### Set of tasks
(a) In the fishing tournament thread below, copy the passage starting at "The day started" and ending at "Bass by 0.02ozs." word for word.
(b) According to the fishing tournament thread below, how many boats took part in the first Get Hook'd Tournament of the year?
(c) Write the next part of the fishing tournament thread below, picking up after its final sentence.

### Extract provided
────
Tomorrow is the last day to pre register for tournament on the 29th and a chance to win a Duckett rod valued at a $150.


----------



## ranger58 (Mar 1, 2008)

Cowan Lake is this Saturday.


----------



## ranger58 (Mar 1, 2008)

I want to thank all of those who participated in the first Get Hook'd Tournament of the year. I also want to thank the sponsors for helping support the GHTS. 

We had a total of 10 boats 8 of which preregistered. Gill Minor won a Duckett Fishing Micro Magic 6&#8242; 9&#8243; medium heavy action model DFMM69MH-C rod valued at $149.99 for preregistering. Jason and Ben were the first boat out of the money but didn't go home empty handed. Jason won a Rod Glove and Ben won a bottle of KVD Line & Lure Conditioner. 

The day started with great fishing conditions but warmed to a hot day on the water. Fishing was slow for everyone with only two boats bringing in a limit but things were tight at the scales. Jeremy and Lester edged out Josh and Mike by just over a half pound for the win. Eric and Doug edged out Jason and Ben for Big Bass by 0.02ozs.
────
### Given data
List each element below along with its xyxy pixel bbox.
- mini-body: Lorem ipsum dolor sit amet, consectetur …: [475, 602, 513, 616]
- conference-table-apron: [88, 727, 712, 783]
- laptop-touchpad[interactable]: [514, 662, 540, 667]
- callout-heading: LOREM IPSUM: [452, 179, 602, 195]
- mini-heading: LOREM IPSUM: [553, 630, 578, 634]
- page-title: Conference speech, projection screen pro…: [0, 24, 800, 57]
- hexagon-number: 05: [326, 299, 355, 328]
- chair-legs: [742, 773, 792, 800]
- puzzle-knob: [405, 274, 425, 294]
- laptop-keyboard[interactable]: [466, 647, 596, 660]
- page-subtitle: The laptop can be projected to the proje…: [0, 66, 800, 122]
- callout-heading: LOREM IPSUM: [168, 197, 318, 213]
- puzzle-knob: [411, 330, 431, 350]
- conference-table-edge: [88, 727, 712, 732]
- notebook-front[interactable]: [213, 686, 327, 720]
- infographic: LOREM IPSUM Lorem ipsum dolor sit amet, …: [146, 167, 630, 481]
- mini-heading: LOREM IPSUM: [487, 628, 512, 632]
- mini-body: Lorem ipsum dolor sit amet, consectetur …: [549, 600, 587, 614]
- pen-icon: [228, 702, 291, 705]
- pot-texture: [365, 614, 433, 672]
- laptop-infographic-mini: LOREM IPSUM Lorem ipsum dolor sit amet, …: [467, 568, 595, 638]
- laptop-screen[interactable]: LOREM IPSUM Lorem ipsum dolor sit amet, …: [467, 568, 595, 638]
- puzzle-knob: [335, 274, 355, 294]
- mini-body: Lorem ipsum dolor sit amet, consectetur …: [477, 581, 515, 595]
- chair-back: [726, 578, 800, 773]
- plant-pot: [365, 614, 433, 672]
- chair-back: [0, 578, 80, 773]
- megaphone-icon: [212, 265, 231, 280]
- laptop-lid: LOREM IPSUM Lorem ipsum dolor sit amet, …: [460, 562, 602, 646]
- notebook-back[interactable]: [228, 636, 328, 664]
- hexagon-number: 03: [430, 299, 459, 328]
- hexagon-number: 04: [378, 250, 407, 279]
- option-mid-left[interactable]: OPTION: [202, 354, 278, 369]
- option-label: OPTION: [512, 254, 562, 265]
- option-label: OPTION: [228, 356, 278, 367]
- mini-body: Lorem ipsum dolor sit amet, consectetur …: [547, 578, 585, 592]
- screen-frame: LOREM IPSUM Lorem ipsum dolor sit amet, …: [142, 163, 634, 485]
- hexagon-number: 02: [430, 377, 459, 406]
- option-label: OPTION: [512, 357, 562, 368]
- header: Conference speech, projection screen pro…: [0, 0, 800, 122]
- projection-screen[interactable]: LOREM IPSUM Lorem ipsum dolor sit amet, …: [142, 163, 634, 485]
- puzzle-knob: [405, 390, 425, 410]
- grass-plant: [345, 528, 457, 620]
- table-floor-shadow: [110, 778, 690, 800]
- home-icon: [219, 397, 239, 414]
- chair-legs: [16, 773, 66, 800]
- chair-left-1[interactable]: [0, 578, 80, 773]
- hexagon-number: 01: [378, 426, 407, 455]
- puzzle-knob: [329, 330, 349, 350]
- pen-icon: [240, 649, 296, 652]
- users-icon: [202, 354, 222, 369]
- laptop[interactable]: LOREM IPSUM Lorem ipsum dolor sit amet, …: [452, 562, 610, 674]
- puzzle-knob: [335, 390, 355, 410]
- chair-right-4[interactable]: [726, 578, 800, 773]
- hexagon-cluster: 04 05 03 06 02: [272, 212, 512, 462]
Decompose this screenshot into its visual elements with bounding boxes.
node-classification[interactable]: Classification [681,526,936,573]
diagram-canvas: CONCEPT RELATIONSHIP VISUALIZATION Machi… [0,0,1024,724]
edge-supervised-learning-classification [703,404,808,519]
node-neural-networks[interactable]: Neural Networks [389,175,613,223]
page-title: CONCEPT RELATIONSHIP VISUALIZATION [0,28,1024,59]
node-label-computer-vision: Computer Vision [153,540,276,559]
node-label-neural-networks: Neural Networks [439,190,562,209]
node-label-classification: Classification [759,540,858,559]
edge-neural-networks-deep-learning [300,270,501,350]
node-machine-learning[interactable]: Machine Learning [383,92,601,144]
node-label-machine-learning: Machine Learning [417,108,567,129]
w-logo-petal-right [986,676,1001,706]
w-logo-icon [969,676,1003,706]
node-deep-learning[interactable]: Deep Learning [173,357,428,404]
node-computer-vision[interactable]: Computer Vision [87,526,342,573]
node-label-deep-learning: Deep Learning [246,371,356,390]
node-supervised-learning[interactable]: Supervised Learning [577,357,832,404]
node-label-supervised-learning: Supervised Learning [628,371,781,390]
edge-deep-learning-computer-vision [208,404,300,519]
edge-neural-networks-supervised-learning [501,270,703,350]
────
### Solved problems
(a)
The day started with great fishing conditions but warmed to a hot day on the water. Fishing was slow for everyone with only two boats bringing in a limit but things were tight at the scales. Jeremy and Lester edged out Josh and Mike by just over a half pound for the win. Eric and Doug edged out Jason and Ben for Big Bass by 0.02ozs.

(b) 10 boats.

(c)
When asked about the win Jeremy said "Flippin plastic's and junk fishing was what pulled out the win". 


1st Jeremy/Lester 5 fish - 10.62lbs
2nd Josh/Mike 5 fish - 10.01lbs
3rd Jason/Ben 3 fish - 6.70lbs
4th Eric/Doug 2 fish - 5.48lbs GHTS - Big Bass 3.19lbs
5th Ben/Allen 1 fish - 1.91lbs
6th Eddie 1 fish - 1.82lbs
7-10 no fish

Totals - 10 boats - 17 fish - 36.54lbs


----------



## bassinjody (Aug 25, 2005)

will the ceaser creek tournament , be at wellmans boat ramp .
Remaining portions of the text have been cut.